* To do:
Change "A Simple Graph Example" to "Histogram Demo" everywhere in the lines below and leave everything else as it is. Leave the pictures out of your answer.

* Materials provided:
*-*-*

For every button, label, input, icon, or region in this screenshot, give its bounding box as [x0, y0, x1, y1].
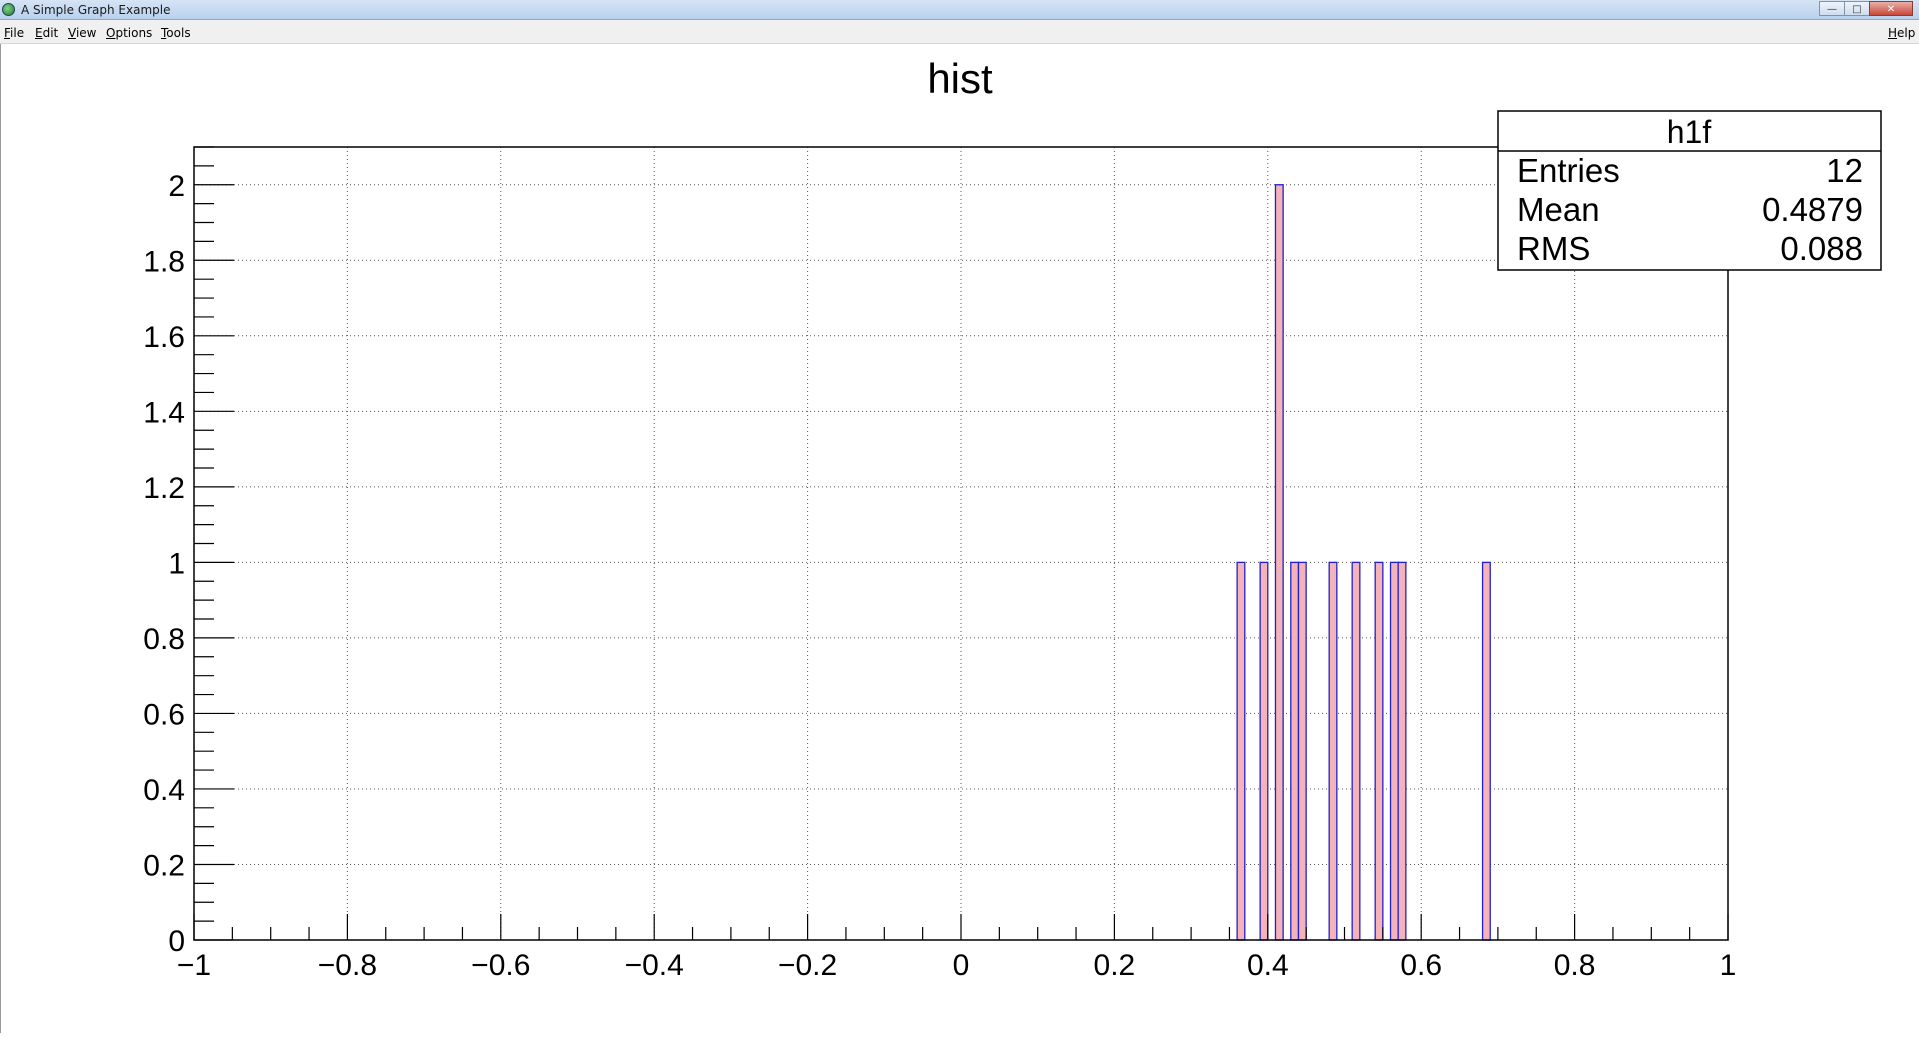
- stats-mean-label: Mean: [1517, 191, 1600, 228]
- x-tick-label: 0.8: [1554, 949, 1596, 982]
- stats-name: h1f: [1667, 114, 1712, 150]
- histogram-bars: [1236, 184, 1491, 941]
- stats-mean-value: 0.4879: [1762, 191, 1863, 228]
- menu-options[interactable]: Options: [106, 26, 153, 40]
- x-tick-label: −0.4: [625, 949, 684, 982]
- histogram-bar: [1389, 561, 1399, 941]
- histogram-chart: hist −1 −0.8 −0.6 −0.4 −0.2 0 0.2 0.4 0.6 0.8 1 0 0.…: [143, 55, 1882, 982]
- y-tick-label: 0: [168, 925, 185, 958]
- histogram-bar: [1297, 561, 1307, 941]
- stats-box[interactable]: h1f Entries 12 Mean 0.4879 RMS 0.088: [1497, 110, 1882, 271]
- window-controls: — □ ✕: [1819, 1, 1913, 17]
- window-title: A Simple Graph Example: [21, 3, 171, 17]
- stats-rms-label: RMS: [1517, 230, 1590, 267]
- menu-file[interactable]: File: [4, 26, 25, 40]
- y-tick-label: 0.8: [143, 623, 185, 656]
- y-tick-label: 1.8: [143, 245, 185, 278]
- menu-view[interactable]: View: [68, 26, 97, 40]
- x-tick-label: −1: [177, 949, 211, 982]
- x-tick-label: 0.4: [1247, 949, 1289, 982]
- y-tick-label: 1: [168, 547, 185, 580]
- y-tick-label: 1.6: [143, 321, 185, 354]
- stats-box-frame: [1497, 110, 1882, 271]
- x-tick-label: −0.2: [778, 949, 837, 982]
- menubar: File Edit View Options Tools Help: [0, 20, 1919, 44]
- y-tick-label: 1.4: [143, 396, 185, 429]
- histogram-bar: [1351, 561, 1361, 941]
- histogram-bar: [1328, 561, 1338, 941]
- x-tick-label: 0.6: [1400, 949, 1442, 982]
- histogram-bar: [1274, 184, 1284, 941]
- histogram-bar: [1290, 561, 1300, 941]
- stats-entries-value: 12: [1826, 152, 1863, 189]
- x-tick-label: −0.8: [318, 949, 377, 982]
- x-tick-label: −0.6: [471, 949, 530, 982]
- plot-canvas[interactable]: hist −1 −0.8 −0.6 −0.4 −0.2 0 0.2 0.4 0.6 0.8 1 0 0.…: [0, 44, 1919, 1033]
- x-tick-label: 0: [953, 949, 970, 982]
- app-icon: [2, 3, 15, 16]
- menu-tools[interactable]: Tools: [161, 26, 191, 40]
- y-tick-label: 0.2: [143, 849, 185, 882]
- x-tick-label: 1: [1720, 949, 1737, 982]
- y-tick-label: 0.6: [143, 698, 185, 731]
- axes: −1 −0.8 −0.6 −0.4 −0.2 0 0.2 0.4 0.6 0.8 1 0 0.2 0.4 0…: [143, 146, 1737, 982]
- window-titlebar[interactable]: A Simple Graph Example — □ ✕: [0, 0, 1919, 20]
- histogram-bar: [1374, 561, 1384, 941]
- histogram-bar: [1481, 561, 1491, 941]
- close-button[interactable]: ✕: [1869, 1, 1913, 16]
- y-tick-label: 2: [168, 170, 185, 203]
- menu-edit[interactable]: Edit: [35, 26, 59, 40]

*-*-*

* Answer:
For every button, label, input, icon, or region in this screenshot, give its bounding box as [x0, y0, x1, y1].
- stats-mean-label: Mean: [1517, 191, 1600, 228]
- x-tick-label: 0.8: [1554, 949, 1596, 982]
- stats-name: h1f: [1667, 114, 1712, 150]
- histogram-bars: [1236, 184, 1491, 941]
- stats-mean-value: 0.4879: [1762, 191, 1863, 228]
- menu-options[interactable]: Options: [106, 26, 153, 40]
- x-tick-label: −0.4: [625, 949, 684, 982]
- histogram-bar: [1389, 561, 1399, 941]
- histogram-chart: hist −1 −0.8 −0.6 −0.4 −0.2 0 0.2 0.4 0.6 0.8 1 0 0.…: [143, 55, 1882, 982]
- y-tick-label: 0: [168, 925, 185, 958]
- histogram-bar: [1297, 561, 1307, 941]
- stats-box[interactable]: h1f Entries 12 Mean 0.4879 RMS 0.088: [1497, 110, 1882, 271]
- window-controls: — □ ✕: [1819, 1, 1913, 17]
- window-title: Histogram Demo: [21, 3, 171, 17]
- stats-rms-label: RMS: [1517, 230, 1590, 267]
- menu-file[interactable]: File: [4, 26, 25, 40]
- y-tick-label: 0.8: [143, 623, 185, 656]
- y-tick-label: 1.8: [143, 245, 185, 278]
- menu-view[interactable]: View: [68, 26, 97, 40]
- x-tick-label: −1: [177, 949, 211, 982]
- x-tick-label: 0.4: [1247, 949, 1289, 982]
- y-tick-label: 1: [168, 547, 185, 580]
- y-tick-label: 1.6: [143, 321, 185, 354]
- stats-box-frame: [1497, 110, 1882, 271]
- x-tick-label: −0.2: [778, 949, 837, 982]
- menubar: File Edit View Options Tools Help: [0, 20, 1919, 44]
- y-tick-label: 1.4: [143, 396, 185, 429]
- histogram-bar: [1351, 561, 1361, 941]
- histogram-bar: [1328, 561, 1338, 941]
- x-tick-label: 0.6: [1400, 949, 1442, 982]
- histogram-bar: [1274, 184, 1284, 941]
- histogram-bar: [1290, 561, 1300, 941]
- stats-entries-value: 12: [1826, 152, 1863, 189]
- x-tick-label: −0.8: [318, 949, 377, 982]
- x-tick-label: −0.6: [471, 949, 530, 982]
- plot-canvas[interactable]: hist −1 −0.8 −0.6 −0.4 −0.2 0 0.2 0.4 0.6 0.8 1 0 0.…: [0, 44, 1919, 1033]
- x-tick-label: 0: [953, 949, 970, 982]
- app-icon: [2, 3, 15, 16]
- menu-tools[interactable]: Tools: [161, 26, 191, 40]
- y-tick-label: 0.2: [143, 849, 185, 882]
- x-tick-label: 1: [1720, 949, 1737, 982]
- y-tick-label: 0.6: [143, 698, 185, 731]
- axes: −1 −0.8 −0.6 −0.4 −0.2 0 0.2 0.4 0.6 0.8 1 0 0.2 0.4 0…: [143, 146, 1737, 982]
- window-titlebar[interactable]: Histogram Demo — □ ✕: [0, 0, 1919, 20]
- histogram-bar: [1374, 561, 1384, 941]
- histogram-bar: [1481, 561, 1491, 941]
- close-button[interactable]: ✕: [1869, 1, 1913, 16]
- y-tick-label: 2: [168, 170, 185, 203]
- menu-edit[interactable]: Edit: [35, 26, 59, 40]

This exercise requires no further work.